___ Data supplied
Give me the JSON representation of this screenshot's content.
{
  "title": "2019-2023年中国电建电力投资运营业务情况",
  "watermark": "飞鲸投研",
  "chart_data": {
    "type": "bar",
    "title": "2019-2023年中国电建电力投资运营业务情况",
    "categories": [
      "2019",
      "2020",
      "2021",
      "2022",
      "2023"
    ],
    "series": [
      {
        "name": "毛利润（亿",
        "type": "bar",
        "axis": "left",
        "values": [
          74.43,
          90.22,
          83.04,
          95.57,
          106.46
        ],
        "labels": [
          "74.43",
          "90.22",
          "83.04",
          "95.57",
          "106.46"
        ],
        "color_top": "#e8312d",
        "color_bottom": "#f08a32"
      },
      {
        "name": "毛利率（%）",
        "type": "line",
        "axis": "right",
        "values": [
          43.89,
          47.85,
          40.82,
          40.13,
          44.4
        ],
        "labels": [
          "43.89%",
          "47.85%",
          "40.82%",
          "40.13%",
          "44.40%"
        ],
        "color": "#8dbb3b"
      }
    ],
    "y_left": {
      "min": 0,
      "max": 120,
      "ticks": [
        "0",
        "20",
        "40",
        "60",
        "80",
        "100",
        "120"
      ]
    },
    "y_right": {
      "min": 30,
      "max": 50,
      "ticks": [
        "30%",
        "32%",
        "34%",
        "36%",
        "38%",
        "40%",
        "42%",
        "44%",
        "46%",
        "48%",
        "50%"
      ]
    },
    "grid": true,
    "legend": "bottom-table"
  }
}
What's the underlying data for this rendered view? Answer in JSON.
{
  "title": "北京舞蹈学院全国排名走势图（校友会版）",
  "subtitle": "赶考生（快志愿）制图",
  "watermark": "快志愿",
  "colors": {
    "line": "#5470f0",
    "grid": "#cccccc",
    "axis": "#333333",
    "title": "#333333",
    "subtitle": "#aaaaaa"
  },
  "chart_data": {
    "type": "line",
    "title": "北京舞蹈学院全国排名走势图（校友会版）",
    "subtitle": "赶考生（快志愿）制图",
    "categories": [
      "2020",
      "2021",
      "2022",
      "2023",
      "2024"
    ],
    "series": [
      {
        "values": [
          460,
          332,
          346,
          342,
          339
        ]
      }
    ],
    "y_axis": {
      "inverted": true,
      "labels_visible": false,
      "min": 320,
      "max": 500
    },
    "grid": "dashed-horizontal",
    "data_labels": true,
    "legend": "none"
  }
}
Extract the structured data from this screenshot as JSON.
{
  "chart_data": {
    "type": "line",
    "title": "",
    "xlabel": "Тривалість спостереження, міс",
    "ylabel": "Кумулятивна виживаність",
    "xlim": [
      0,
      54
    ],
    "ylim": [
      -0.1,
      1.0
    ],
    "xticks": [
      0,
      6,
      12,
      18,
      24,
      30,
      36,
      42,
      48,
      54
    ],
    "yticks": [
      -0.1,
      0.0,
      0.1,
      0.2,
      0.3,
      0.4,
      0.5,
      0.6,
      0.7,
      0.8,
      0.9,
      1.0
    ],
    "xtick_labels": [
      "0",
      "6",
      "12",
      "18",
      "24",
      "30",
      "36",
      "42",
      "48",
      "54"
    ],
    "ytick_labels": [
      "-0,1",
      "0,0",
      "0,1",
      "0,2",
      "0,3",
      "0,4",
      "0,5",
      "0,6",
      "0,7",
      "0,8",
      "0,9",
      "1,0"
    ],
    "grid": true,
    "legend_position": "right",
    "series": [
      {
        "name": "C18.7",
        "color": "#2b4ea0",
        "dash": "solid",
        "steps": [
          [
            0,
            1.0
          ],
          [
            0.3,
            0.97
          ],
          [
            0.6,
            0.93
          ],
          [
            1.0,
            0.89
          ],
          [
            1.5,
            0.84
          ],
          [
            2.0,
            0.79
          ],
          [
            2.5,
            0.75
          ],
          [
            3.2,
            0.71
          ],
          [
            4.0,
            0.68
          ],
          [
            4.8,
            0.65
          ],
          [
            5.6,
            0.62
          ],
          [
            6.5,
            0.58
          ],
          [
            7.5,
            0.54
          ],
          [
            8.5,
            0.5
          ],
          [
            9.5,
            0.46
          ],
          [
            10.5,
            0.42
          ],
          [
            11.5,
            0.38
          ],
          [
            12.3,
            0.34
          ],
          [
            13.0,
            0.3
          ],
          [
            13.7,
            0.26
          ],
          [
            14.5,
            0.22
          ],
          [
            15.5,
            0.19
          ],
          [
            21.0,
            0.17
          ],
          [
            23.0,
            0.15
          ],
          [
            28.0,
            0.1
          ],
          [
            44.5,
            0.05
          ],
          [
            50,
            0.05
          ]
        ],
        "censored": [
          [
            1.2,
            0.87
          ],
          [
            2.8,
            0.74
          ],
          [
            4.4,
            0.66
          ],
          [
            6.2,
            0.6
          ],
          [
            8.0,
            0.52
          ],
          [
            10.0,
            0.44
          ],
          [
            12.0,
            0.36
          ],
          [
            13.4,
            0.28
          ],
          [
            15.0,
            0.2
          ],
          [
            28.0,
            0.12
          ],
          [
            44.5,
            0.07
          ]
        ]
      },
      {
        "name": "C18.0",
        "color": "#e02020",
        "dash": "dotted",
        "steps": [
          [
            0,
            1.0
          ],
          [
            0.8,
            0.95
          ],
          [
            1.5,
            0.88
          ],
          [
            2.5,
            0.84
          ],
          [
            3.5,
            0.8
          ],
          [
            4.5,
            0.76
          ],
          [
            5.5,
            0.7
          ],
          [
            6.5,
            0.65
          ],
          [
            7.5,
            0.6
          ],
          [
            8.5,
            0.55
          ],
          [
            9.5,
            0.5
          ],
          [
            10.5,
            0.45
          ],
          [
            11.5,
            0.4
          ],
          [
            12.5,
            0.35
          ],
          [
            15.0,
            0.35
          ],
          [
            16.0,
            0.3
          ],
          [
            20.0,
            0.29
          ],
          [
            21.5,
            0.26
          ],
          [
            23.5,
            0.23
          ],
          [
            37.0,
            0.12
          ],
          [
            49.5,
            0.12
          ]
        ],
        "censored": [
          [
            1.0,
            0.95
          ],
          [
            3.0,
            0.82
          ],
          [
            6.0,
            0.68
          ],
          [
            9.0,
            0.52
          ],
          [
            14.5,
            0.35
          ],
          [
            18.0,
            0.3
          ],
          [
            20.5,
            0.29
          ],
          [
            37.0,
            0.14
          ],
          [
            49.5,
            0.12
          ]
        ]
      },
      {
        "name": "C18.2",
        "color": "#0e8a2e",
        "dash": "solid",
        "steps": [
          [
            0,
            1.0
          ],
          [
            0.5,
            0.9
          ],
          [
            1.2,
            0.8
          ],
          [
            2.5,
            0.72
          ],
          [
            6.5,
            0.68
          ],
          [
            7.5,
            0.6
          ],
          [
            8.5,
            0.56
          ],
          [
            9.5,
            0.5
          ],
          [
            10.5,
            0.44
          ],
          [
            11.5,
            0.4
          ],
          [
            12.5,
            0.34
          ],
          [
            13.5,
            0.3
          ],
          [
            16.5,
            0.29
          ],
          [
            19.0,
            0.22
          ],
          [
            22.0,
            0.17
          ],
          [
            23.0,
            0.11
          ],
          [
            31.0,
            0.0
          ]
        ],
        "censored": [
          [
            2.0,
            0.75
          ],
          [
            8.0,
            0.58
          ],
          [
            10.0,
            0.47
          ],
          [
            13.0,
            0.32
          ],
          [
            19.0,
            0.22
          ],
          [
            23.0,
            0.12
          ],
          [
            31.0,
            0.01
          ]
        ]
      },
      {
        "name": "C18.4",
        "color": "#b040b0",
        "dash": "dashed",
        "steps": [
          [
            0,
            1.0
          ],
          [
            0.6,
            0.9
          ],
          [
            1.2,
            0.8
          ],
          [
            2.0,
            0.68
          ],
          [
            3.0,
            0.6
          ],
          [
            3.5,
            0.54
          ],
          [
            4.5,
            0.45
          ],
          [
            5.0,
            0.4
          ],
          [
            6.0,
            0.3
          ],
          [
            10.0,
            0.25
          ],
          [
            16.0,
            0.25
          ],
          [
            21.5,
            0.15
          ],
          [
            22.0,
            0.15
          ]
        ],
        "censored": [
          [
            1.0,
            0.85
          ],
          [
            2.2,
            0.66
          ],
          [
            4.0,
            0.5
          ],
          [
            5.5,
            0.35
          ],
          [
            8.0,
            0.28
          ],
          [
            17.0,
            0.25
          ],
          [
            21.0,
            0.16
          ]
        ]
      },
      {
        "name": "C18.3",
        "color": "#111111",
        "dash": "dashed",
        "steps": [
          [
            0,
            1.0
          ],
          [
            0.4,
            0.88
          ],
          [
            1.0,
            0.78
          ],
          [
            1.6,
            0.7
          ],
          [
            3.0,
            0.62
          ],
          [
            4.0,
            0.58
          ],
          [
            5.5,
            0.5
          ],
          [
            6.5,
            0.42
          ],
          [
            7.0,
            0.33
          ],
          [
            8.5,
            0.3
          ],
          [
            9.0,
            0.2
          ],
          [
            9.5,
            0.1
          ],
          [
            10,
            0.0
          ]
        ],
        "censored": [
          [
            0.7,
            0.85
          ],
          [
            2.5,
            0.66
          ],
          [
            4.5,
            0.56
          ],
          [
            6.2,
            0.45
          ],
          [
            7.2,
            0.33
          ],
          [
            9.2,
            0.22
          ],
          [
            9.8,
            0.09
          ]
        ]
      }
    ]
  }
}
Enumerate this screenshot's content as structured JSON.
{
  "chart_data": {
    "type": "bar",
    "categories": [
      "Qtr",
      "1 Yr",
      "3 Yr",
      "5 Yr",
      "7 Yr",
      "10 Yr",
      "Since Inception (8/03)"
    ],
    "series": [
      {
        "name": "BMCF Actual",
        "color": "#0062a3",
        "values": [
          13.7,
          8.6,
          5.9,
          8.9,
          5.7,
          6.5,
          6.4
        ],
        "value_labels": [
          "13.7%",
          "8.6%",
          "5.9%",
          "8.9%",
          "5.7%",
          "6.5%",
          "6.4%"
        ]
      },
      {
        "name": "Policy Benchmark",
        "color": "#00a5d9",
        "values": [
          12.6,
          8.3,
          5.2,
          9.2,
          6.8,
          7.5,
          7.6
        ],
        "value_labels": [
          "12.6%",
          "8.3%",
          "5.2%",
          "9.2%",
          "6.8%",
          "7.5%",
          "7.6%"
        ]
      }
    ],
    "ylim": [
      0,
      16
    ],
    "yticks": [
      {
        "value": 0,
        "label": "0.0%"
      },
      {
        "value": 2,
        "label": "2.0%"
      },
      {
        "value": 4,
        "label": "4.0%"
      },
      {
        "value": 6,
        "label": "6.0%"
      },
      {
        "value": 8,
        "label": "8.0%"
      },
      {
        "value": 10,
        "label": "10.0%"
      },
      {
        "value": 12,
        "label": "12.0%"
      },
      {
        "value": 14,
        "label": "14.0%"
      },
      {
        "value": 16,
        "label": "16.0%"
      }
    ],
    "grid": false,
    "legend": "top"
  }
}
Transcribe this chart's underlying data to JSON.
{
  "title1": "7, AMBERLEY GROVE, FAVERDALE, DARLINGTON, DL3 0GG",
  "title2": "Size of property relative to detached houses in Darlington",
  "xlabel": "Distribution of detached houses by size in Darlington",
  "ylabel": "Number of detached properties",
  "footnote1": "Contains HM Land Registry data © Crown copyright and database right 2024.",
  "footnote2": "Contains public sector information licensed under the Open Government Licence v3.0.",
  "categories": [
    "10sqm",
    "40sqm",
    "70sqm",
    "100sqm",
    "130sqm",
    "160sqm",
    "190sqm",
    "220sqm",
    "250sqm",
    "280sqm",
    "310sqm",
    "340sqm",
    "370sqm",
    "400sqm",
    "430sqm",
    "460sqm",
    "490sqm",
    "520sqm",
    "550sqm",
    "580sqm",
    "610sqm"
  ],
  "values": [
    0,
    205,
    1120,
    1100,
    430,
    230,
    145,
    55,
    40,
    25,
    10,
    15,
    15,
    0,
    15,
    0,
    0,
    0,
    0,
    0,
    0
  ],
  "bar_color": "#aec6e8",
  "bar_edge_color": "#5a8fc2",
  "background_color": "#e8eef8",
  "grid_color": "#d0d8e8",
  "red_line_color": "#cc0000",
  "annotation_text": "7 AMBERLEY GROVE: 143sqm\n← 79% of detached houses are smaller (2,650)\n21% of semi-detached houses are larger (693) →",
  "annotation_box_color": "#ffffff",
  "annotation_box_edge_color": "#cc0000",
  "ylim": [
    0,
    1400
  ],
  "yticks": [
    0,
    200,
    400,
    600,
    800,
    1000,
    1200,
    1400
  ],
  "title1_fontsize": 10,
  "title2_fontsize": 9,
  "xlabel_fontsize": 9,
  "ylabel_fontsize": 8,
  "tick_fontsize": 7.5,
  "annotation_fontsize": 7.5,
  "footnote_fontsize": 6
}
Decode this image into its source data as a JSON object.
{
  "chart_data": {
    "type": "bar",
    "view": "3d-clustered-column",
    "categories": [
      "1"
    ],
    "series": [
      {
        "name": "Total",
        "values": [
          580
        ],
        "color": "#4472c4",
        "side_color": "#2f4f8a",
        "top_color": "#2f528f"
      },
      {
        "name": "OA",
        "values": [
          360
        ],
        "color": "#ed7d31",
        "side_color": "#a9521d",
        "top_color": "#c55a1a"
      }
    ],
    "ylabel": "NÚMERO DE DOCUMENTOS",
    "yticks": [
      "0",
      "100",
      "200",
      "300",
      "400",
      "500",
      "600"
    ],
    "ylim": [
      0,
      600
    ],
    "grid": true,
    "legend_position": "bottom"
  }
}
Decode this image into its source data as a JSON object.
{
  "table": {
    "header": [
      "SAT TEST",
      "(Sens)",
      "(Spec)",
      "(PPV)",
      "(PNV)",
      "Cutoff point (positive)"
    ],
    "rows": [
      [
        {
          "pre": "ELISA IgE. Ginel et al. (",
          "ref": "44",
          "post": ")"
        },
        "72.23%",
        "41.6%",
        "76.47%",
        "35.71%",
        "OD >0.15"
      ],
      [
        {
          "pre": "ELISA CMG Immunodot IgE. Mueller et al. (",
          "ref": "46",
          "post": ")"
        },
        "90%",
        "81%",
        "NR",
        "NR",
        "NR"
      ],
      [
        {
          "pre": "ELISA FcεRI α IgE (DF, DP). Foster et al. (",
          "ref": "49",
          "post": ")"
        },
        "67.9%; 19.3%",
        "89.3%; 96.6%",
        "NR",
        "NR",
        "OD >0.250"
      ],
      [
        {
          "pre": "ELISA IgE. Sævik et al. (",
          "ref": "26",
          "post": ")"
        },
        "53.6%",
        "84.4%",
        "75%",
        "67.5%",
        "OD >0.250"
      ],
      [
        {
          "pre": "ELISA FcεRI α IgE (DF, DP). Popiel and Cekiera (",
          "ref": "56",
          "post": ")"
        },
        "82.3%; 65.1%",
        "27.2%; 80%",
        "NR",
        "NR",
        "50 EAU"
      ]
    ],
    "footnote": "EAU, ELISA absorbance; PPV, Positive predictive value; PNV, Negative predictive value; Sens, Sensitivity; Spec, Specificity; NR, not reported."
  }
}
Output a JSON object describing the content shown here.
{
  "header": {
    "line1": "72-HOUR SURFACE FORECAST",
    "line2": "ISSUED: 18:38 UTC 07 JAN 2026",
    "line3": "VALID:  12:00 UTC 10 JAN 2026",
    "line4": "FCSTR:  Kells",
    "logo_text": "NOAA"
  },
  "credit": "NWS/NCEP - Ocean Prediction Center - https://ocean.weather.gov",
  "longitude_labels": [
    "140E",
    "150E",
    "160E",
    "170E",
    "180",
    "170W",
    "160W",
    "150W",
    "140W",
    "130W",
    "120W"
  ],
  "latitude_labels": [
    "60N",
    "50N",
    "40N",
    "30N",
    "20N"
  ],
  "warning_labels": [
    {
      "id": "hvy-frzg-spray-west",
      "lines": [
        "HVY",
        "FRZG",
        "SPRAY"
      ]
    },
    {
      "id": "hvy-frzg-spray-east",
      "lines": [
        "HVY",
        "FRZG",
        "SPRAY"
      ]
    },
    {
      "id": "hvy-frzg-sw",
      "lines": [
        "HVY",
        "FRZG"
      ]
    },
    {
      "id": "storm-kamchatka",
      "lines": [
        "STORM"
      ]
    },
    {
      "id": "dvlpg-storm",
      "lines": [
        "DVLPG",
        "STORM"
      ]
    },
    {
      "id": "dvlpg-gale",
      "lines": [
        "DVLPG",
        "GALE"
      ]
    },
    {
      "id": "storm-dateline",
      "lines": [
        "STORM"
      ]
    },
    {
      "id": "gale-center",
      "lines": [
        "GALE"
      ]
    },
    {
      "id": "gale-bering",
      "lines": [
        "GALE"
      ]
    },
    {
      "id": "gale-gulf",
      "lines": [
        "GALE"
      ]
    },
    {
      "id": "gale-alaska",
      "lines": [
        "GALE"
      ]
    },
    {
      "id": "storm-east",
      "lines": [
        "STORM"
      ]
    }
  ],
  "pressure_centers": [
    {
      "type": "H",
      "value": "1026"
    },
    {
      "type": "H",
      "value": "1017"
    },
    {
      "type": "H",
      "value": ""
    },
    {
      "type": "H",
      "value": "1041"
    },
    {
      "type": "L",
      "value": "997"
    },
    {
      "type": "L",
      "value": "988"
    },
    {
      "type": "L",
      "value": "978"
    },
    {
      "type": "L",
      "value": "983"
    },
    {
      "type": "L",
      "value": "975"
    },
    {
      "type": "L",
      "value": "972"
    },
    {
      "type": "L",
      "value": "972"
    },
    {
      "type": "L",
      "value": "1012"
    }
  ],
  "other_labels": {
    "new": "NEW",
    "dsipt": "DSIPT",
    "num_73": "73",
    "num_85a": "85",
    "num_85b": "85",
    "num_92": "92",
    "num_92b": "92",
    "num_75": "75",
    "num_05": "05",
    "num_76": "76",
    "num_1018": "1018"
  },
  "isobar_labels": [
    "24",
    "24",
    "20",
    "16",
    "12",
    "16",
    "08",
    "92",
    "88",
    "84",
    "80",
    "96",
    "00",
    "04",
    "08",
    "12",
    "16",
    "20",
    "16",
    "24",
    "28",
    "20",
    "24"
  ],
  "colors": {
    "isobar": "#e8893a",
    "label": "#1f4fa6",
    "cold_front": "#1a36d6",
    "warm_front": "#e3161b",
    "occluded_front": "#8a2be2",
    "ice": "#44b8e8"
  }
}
______
→ Instructions for the task
From the entries, report each line that includes the word "houses".

→ Reply
  "title2": "Size of property relative to detached houses in Darlington",
  "xlabel": "Distribution of detached houses by size in Darlington",
  "annotation_text": "7 AMBERLEY GROVE: 143sqm\n← 79% of detached houses are smaller (2,650)\n21% of semi-detached houses are larger (693) →",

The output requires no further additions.